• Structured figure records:
________________________
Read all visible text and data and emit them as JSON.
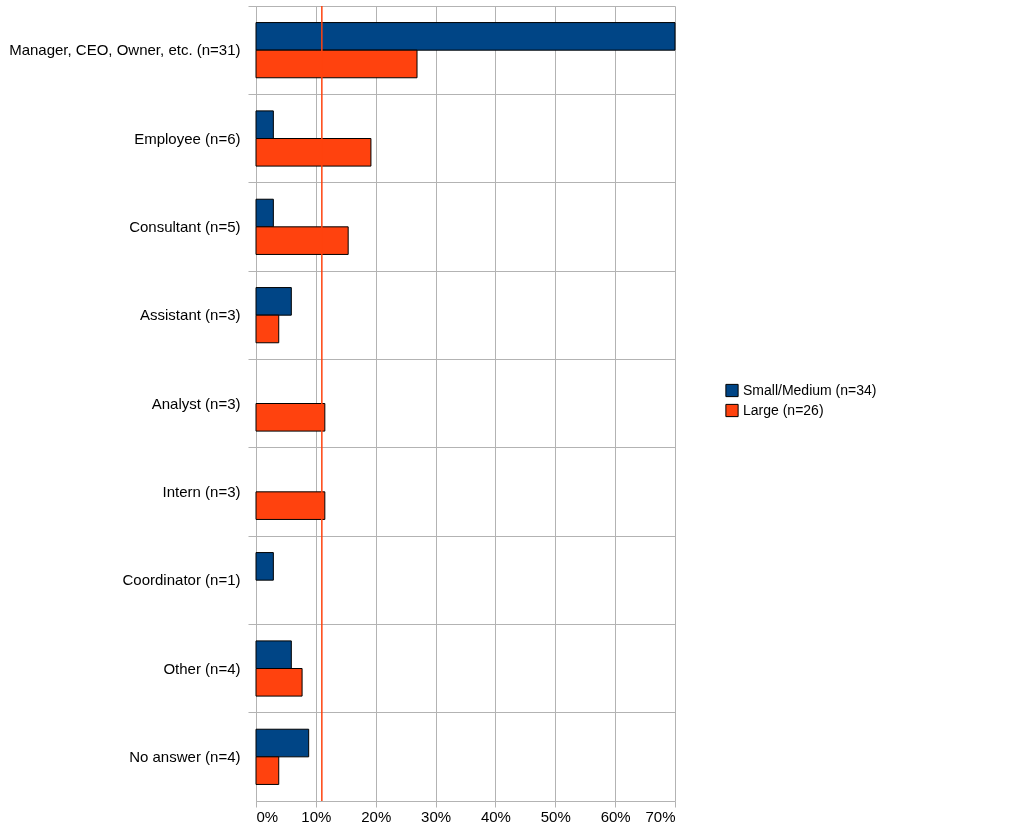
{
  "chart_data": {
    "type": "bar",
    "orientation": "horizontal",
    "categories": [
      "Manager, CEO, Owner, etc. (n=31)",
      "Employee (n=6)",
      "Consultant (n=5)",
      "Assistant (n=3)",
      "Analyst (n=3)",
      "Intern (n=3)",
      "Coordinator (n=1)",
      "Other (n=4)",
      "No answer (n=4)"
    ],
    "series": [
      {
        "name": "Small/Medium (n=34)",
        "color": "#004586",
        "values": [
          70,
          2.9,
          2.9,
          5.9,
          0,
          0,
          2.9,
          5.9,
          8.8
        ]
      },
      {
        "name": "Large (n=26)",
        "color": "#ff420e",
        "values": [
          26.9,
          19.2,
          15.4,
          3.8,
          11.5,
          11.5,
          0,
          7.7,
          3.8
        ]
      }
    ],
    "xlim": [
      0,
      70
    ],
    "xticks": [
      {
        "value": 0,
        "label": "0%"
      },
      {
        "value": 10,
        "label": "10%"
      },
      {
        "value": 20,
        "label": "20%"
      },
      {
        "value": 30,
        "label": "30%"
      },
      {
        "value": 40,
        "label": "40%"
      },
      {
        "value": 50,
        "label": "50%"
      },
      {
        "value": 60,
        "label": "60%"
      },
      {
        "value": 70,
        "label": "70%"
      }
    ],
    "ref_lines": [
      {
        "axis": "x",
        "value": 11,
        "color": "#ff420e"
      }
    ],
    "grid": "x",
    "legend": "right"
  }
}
________________________
• EXERCISE OBJECTIVE:
Extract every line above that contains the word "color".

• FULL ANSWER:
        "color": "#004586",
        "color": "#ff420e",
        "color": "#ff420e"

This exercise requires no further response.